[TASK DETAILS]:
Return the full material exactly.

───

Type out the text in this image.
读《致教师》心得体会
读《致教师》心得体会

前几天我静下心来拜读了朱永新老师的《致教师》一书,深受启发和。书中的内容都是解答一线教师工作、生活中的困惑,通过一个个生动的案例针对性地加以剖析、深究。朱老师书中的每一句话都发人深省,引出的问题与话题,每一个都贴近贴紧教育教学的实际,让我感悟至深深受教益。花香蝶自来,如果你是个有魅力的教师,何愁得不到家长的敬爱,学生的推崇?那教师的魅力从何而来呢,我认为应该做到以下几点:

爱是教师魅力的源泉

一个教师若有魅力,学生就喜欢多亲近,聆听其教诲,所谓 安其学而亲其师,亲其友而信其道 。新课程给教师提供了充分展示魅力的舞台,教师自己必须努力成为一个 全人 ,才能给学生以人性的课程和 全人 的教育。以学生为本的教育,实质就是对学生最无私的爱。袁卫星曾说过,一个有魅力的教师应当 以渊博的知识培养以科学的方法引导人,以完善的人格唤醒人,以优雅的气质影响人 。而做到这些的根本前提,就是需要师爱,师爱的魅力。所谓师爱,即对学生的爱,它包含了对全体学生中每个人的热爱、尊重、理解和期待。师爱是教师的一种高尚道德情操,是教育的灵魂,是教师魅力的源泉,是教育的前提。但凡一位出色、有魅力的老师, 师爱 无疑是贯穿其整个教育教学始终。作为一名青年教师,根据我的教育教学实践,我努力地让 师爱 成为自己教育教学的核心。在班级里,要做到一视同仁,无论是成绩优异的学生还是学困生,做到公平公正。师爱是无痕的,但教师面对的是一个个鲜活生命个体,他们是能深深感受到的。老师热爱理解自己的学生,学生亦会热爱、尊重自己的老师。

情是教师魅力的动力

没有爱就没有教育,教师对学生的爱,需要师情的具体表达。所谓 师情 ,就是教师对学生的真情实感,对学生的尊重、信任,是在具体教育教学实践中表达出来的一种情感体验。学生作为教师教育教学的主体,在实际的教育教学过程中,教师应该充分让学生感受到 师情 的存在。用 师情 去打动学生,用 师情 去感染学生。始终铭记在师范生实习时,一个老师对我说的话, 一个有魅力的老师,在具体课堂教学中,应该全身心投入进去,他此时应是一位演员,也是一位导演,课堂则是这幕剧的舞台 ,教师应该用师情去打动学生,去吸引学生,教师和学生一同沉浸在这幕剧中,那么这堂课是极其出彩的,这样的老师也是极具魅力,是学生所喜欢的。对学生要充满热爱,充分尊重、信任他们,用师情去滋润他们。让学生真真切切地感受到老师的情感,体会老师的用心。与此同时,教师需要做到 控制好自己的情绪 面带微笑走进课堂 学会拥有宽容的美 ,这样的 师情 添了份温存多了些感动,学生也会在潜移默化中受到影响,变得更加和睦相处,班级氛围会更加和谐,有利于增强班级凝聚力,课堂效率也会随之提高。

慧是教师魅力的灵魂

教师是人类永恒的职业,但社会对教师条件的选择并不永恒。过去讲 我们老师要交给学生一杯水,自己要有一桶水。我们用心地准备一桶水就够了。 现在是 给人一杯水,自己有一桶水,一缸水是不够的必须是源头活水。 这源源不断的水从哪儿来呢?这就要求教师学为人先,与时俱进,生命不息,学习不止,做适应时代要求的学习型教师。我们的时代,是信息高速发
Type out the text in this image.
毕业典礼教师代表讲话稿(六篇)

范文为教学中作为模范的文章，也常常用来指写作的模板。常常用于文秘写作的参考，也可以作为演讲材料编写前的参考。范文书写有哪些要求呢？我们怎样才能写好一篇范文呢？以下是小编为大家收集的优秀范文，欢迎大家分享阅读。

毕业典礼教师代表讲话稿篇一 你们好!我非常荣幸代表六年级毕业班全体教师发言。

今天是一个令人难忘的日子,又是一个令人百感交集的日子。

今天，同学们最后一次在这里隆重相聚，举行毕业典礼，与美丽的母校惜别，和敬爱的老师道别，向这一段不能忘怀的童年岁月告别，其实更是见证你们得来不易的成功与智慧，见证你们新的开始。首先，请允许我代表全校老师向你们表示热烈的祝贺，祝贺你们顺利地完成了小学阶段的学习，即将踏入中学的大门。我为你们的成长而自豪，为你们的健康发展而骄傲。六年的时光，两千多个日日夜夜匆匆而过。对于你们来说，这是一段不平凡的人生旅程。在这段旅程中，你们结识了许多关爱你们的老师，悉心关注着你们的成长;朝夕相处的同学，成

───

[ANSWER BELOW]:
Type out the text in this image.
读《致教师》心得体会
读《致教师》心得体会

前几天我静下心来拜读了朱永新老师的《致教师》一书,深受启发和。书中的内容都是解答一线教师工作、生活中的困惑,通过一个个生动的案例针对性地加以剖析、深究。朱老师书中的每一句话都发人深省,引出的问题与话题,每一个都贴近贴紧教育教学的实际,让我感悟至深深受教益。花香蝶自来,如果你是个有魅力的教师,何愁得不到家长的敬爱,学生的推崇?那教师的魅力从何而来呢,我认为应该做到以下几点:

爱是教师魅力的源泉

一个教师若有魅力,学生就喜欢多亲近,聆听其教诲,所谓 安其学而亲其师,亲其友而信其道 。新课程给教师提供了充分展示魅力的舞台,教师自己必须努力成为一个 全人 ,才能给学生以人性的课程和 全人 的教育。以学生为本的教育,实质就是对学生最无私的爱。袁卫星曾说过,一个有魅力的教师应当 以渊博的知识培养以科学的方法引导人,以完善的人格唤醒人,以优雅的气质影响人 。而做到这些的根本前提,就是需要师爱,师爱的魅力。所谓师爱,即对学生的爱,它包含了对全体学生中每个人的热爱、尊重、理解和期待。师爱是教师的一种高尚道德情操,是教育的灵魂,是教师魅力的源泉,是教育的前提。但凡一位出色、有魅力的老师, 师爱 无疑是贯穿其整个教育教学始终。作为一名青年教师,根据我的教育教学实践,我努力地让 师爱 成为自己教育教学的核心。在班级里,要做到一视同仁,无论是成绩优异的学生还是学困生,做到公平公正。师爱是无痕的,但教师面对的是一个个鲜活生命个体,他们是能深深感受到的。老师热爱理解自己的学生,学生亦会热爱、尊重自己的老师。

情是教师魅力的动力

没有爱就没有教育,教师对学生的爱,需要师情的具体表达。所谓 师情 ,就是教师对学生的真情实感,对学生的尊重、信任,是在具体教育教学实践中表达出来的一种情感体验。学生作为教师教育教学的主体,在实际的教育教学过程中,教师应该充分让学生感受到 师情 的存在。用 师情 去打动学生,用 师情 去感染学生。始终铭记在师范生实习时,一个老师对我说的话, 一个有魅力的老师,在具体课堂教学中,应该全身心投入进去,他此时应是一位演员,也是一位导演,课堂则是这幕剧的舞台 ,教师应该用师情去打动学生,去吸引学生,教师和学生一同沉浸在这幕剧中,那么这堂课是极其出彩的,这样的老师也是极具魅力,是学生所喜欢的。对学生要充满热爱,充分尊重、信任他们,用师情去滋润他们。让学生真真切切地感受到老师的情感,体会老师的用心。与此同时,教师需要做到 控制好自己的情绪 面带微笑走进课堂 学会拥有宽容的美 ,这样的 师情 添了份温存多了些感动,学生也会在潜移默化中受到影响,变得更加和睦相处,班级氛围会更加和谐,有利于增强班级凝聚力,课堂效率也会随之提高。

慧是教师魅力的灵魂

教师是人类永恒的职业,但社会对教师条件的选择并不永恒。过去讲 我们老师要交给学生一杯水,自己要有一桶水。我们用心地准备一桶水就够了。 现在是 给人一杯水,自己有一桶水,一缸水是不够的必须是源头活水。 这源源不断的水从哪儿来呢?这就要求教师学为人先,与时俱进,生命不息,学习不止,做适应时代要求的学习型教师。我们的时代,是信息高速发
Type out the text in this image.
毕业典礼教师代表讲话稿(六篇)

范文为教学中作为模范的文章，也常常用来指写作的模板。常常用于文秘写作的参考，也可以作为演讲材料编写前的参考。范文书写有哪些要求呢？我们怎样才能写好一篇范文呢？以下是小编为大家收集的优秀范文，欢迎大家分享阅读。

毕业典礼教师代表讲话稿篇一 你们好!我非常荣幸代表六年级毕业班全体教师发言。

今天是一个令人难忘的日子,又是一个令人百感交集的日子。

今天，同学们最后一次在这里隆重相聚，举行毕业典礼，与美丽的母校惜别，和敬爱的老师道别，向这一段不能忘怀的童年岁月告别，其实更是见证你们得来不易的成功与智慧，见证你们新的开始。首先，请允许我代表全校老师向你们表示热烈的祝贺，祝贺你们顺利地完成了小学阶段的学习，即将踏入中学的大门。我为你们的成长而自豪，为你们的健康发展而骄傲。六年的时光，两千多个日日夜夜匆匆而过。对于你们来说，这是一段不平凡的人生旅程。在这段旅程中，你们结识了许多关爱你们的老师，悉心关注着你们的成长;朝夕相处的同学，成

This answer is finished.